▸ **SUPPLIED DATA**
--------------------
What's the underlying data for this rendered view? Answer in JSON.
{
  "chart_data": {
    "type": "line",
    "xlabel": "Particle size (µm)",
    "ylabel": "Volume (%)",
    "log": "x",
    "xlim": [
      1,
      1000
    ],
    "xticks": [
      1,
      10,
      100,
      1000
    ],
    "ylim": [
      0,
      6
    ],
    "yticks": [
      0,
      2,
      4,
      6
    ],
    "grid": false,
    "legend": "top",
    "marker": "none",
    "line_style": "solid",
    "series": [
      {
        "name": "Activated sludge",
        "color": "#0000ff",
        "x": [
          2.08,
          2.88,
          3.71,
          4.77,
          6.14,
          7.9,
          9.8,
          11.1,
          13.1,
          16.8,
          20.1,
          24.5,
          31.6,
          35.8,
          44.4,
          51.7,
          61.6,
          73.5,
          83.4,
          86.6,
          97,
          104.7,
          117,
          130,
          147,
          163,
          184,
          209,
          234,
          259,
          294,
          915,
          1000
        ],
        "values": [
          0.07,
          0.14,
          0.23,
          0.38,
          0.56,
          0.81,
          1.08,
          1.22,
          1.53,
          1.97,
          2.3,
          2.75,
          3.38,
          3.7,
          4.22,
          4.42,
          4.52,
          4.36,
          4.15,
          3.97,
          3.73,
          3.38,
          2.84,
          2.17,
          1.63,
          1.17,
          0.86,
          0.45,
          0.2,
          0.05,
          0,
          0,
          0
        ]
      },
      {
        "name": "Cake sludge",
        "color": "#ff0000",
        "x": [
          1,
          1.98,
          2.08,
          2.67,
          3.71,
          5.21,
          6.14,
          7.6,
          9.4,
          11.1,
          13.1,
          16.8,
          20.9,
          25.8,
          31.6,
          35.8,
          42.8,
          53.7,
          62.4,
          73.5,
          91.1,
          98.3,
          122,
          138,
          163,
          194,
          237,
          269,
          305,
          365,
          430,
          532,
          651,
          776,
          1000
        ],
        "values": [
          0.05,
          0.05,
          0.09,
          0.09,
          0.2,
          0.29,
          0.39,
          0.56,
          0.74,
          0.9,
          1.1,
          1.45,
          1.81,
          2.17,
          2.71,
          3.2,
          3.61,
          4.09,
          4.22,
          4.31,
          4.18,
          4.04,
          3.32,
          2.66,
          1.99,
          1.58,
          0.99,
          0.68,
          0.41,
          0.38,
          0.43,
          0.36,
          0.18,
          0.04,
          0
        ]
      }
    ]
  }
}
--------------------
▸ **TASK DESCRIPTION**
Repeat each record in full; every line must match exactly.

▸ **TASK RESPONSE**
What's the underlying data for this rendered view? Answer in JSON.
{
  "chart_data": {
    "type": "line",
    "xlabel": "Particle size (µm)",
    "ylabel": "Volume (%)",
    "log": "x",
    "xlim": [
      1,
      1000
    ],
    "xticks": [
      1,
      10,
      100,
      1000
    ],
    "ylim": [
      0,
      6
    ],
    "yticks": [
      0,
      2,
      4,
      6
    ],
    "grid": false,
    "legend": "top",
    "marker": "none",
    "line_style": "solid",
    "series": [
      {
        "name": "Activated sludge",
        "color": "#0000ff",
        "x": [
          2.08,
          2.88,
          3.71,
          4.77,
          6.14,
          7.9,
          9.8,
          11.1,
          13.1,
          16.8,
          20.1,
          24.5,
          31.6,
          35.8,
          44.4,
          51.7,
          61.6,
          73.5,
          83.4,
          86.6,
          97,
          104.7,
          117,
          130,
          147,
          163,
          184,
          209,
          234,
          259,
          294,
          915,
          1000
        ],
        "values": [
          0.07,
          0.14,
          0.23,
          0.38,
          0.56,
          0.81,
          1.08,
          1.22,
          1.53,
          1.97,
          2.3,
          2.75,
          3.38,
          3.7,
          4.22,
          4.42,
          4.52,
          4.36,
          4.15,
          3.97,
          3.73,
          3.38,
          2.84,
          2.17,
          1.63,
          1.17,
          0.86,
          0.45,
          0.2,
          0.05,
          0,
          0,
          0
        ]
      },
      {
        "name": "Cake sludge",
        "color": "#ff0000",
        "x": [
          1,
          1.98,
          2.08,
          2.67,
          3.71,
          5.21,
          6.14,
          7.6,
          9.4,
          11.1,
          13.1,
          16.8,
          20.9,
          25.8,
          31.6,
          35.8,
          42.8,
          53.7,
          62.4,
          73.5,
          91.1,
          98.3,
          122,
          138,
          163,
          194,
          237,
          269,
          305,
          365,
          430,
          532,
          651,
          776,
          1000
        ],
        "values": [
          0.05,
          0.05,
          0.09,
          0.09,
          0.2,
          0.29,
          0.39,
          0.56,
          0.74,
          0.9,
          1.1,
          1.45,
          1.81,
          2.17,
          2.71,
          3.2,
          3.61,
          4.09,
          4.22,
          4.31,
          4.18,
          4.04,
          3.32,
          2.66,
          1.99,
          1.58,
          0.99,
          0.68,
          0.41,
          0.38,
          0.43,
          0.36,
          0.18,
          0.04,
          0
        ]
      }
    ]
  }
}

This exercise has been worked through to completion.